## Begin

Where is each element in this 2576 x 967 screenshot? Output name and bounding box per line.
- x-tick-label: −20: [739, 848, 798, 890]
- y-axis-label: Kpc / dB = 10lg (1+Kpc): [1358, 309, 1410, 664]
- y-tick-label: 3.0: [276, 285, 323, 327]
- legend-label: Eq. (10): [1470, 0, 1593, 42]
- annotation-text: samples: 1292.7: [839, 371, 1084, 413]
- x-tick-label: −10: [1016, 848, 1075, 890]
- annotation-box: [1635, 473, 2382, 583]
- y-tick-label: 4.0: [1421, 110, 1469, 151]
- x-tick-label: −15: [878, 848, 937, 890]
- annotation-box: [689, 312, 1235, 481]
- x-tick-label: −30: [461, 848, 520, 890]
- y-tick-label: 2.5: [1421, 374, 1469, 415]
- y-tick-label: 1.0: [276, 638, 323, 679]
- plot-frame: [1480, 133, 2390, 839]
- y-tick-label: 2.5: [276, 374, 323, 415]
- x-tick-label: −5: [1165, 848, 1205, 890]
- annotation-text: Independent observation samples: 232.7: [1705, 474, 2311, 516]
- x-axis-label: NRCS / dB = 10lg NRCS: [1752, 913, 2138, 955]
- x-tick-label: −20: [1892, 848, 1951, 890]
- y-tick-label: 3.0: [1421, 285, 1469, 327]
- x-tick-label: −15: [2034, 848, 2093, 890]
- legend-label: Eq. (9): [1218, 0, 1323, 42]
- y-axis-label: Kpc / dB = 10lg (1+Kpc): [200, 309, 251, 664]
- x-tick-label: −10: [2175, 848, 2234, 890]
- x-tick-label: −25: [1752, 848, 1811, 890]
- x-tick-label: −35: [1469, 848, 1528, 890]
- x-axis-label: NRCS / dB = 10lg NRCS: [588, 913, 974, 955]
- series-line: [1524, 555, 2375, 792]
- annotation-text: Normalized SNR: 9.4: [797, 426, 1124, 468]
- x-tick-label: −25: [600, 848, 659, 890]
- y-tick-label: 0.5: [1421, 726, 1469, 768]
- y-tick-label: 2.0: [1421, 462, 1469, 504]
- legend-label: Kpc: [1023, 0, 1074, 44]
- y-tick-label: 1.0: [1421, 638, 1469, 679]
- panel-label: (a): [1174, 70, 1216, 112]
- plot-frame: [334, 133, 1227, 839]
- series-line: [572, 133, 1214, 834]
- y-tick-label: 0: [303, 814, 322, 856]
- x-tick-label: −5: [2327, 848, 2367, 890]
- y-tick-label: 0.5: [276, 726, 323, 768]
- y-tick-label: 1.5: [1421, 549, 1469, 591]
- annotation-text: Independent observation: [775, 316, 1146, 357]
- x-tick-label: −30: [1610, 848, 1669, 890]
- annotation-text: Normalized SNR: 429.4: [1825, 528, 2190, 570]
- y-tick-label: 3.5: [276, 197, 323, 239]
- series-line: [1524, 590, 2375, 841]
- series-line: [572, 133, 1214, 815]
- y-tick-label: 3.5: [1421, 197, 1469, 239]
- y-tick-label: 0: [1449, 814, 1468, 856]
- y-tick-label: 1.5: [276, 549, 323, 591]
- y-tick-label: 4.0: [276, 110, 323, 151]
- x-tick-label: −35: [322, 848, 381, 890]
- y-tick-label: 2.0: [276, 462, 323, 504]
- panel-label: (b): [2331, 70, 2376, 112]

## End

[CHALLENGE]: Convert the rows above, from the first line through the line containing "- y-tick-label: 1.0: [276, 638, 323, 679]", into a numbered list, leaving out any blank lines.

[EXERCISE SOLUTION]:
1. Where is each element in this 2576 x 967 screenshot? Output name and bounding box per line.
2. - x-tick-label: −20: [739, 848, 798, 890]
3. - y-axis-label: Kpc / dB = 10lg (1+Kpc): [1358, 309, 1410, 664]
4. - y-tick-label: 3.0: [276, 285, 323, 327]
5. - legend-label: Eq. (10): [1470, 0, 1593, 42]
6. - annotation-text: samples: 1292.7: [839, 371, 1084, 413]
7. - x-tick-label: −10: [1016, 848, 1075, 890]
8. - annotation-box: [1635, 473, 2382, 583]
9. - y-tick-label: 4.0: [1421, 110, 1469, 151]
10. - x-tick-label: −15: [878, 848, 937, 890]
11. - annotation-box: [689, 312, 1235, 481]
12. - x-tick-label: −30: [461, 848, 520, 890]
13. - y-tick-label: 2.5: [1421, 374, 1469, 415]
14. - y-tick-label: 1.0: [276, 638, 323, 679]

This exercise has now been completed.